*WHAT IS ASKED:*
Repeat the records below exactly.
==*==
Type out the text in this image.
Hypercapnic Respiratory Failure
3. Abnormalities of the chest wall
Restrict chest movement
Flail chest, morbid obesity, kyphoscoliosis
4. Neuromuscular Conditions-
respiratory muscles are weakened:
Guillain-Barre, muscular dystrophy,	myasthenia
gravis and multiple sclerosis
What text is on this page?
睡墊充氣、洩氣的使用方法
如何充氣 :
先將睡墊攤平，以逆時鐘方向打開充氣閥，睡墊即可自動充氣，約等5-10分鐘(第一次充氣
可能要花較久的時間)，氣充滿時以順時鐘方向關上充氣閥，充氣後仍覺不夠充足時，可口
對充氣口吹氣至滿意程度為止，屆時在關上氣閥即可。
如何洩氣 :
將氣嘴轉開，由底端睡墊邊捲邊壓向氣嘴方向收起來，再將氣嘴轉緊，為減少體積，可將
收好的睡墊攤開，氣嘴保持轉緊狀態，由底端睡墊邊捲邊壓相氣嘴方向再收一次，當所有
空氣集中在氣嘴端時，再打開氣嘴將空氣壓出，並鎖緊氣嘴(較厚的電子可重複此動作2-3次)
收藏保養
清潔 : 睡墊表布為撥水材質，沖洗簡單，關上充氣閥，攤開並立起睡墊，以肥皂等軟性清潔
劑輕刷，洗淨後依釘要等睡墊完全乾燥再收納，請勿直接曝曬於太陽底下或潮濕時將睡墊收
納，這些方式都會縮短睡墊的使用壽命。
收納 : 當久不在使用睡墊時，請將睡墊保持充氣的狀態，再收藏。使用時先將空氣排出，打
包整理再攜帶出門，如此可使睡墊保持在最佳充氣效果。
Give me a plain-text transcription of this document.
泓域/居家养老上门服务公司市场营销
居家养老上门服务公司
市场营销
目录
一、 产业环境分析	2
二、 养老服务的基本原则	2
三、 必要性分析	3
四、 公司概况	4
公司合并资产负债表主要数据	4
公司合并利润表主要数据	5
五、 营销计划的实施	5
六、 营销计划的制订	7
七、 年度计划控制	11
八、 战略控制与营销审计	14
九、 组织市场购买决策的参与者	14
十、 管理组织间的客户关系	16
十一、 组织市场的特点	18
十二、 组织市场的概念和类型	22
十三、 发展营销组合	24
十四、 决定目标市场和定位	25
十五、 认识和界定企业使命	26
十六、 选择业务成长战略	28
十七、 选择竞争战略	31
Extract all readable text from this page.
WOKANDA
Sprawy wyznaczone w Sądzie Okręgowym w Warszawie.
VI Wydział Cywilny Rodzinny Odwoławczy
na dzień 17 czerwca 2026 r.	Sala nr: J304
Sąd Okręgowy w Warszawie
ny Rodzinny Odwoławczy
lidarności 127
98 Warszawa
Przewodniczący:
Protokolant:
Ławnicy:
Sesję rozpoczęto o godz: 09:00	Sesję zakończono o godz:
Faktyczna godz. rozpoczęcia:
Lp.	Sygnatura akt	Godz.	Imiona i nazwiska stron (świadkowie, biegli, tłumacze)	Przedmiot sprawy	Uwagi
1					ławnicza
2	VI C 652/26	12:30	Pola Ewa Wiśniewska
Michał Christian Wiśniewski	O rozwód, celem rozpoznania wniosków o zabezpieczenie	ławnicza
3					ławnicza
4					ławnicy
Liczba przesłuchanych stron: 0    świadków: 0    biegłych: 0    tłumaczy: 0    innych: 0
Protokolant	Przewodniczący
==*==
*ANSWER TO THE TASK:*
Type out the text in this image.
Hypercapnic Respiratory Failure
3. Abnormalities of the chest wall
Restrict chest movement
Flail chest, morbid obesity, kyphoscoliosis
4. Neuromuscular Conditions-
respiratory muscles are weakened:
Guillain-Barre, muscular dystrophy,	myasthenia
gravis and multiple sclerosis
What text is on this page?
睡墊充氣、洩氣的使用方法
如何充氣 :
先將睡墊攤平，以逆時鐘方向打開充氣閥，睡墊即可自動充氣，約等5-10分鐘(第一次充氣
可能要花較久的時間)，氣充滿時以順時鐘方向關上充氣閥，充氣後仍覺不夠充足時，可口
對充氣口吹氣至滿意程度為止，屆時在關上氣閥即可。
如何洩氣 :
將氣嘴轉開，由底端睡墊邊捲邊壓向氣嘴方向收起來，再將氣嘴轉緊，為減少體積，可將
收好的睡墊攤開，氣嘴保持轉緊狀態，由底端睡墊邊捲邊壓相氣嘴方向再收一次，當所有
空氣集中在氣嘴端時，再打開氣嘴將空氣壓出，並鎖緊氣嘴(較厚的電子可重複此動作2-3次)
收藏保養
清潔 : 睡墊表布為撥水材質，沖洗簡單，關上充氣閥，攤開並立起睡墊，以肥皂等軟性清潔
劑輕刷，洗淨後依釘要等睡墊完全乾燥再收納，請勿直接曝曬於太陽底下或潮濕時將睡墊收
納，這些方式都會縮短睡墊的使用壽命。
收納 : 當久不在使用睡墊時，請將睡墊保持充氣的狀態，再收藏。使用時先將空氣排出，打
包整理再攜帶出門，如此可使睡墊保持在最佳充氣效果。
Give me a plain-text transcription of this document.
泓域/居家养老上门服务公司市场营销
居家养老上门服务公司
市场营销
目录
一、 产业环境分析	2
二、 养老服务的基本原则	2
三、 必要性分析	3
四、 公司概况	4
公司合并资产负债表主要数据	4
公司合并利润表主要数据	5
五、 营销计划的实施	5
六、 营销计划的制订	7
七、 年度计划控制	11
八、 战略控制与营销审计	14
九、 组织市场购买决策的参与者	14
十、 管理组织间的客户关系	16
十一、 组织市场的特点	18
十二、 组织市场的概念和类型	22
十三、 发展营销组合	24
十四、 决定目标市场和定位	25
十五、 认识和界定企业使命	26
十六、 选择业务成长战略	28
十七、 选择竞争战略	31
Extract all readable text from this page.
WOKANDA
Sprawy wyznaczone w Sądzie Okręgowym w Warszawie.
VI Wydział Cywilny Rodzinny Odwoławczy
na dzień 17 czerwca 2026 r.	Sala nr: J304
Sąd Okręgowy w Warszawie
ny Rodzinny Odwoławczy
lidarności 127
98 Warszawa
Przewodniczący:
Protokolant:
Ławnicy:
Sesję rozpoczęto o godz: 09:00	Sesję zakończono o godz:
Faktyczna godz. rozpoczęcia:
Lp.	Sygnatura akt	Godz.	Imiona i nazwiska stron (świadkowie, biegli, tłumacze)	Przedmiot sprawy	Uwagi
1					ławnicza
2	VI C 652/26	12:30	Pola Ewa Wiśniewska
Michał Christian Wiśniewski	O rozwód, celem rozpoznania wniosków o zabezpieczenie	ławnicza
3					ławnicza
4					ławnicy
Liczba przesłuchanych stron: 0    świadków: 0    biegłych: 0    tłumaczy: 0    innych: 0
Protokolant	Przewodniczący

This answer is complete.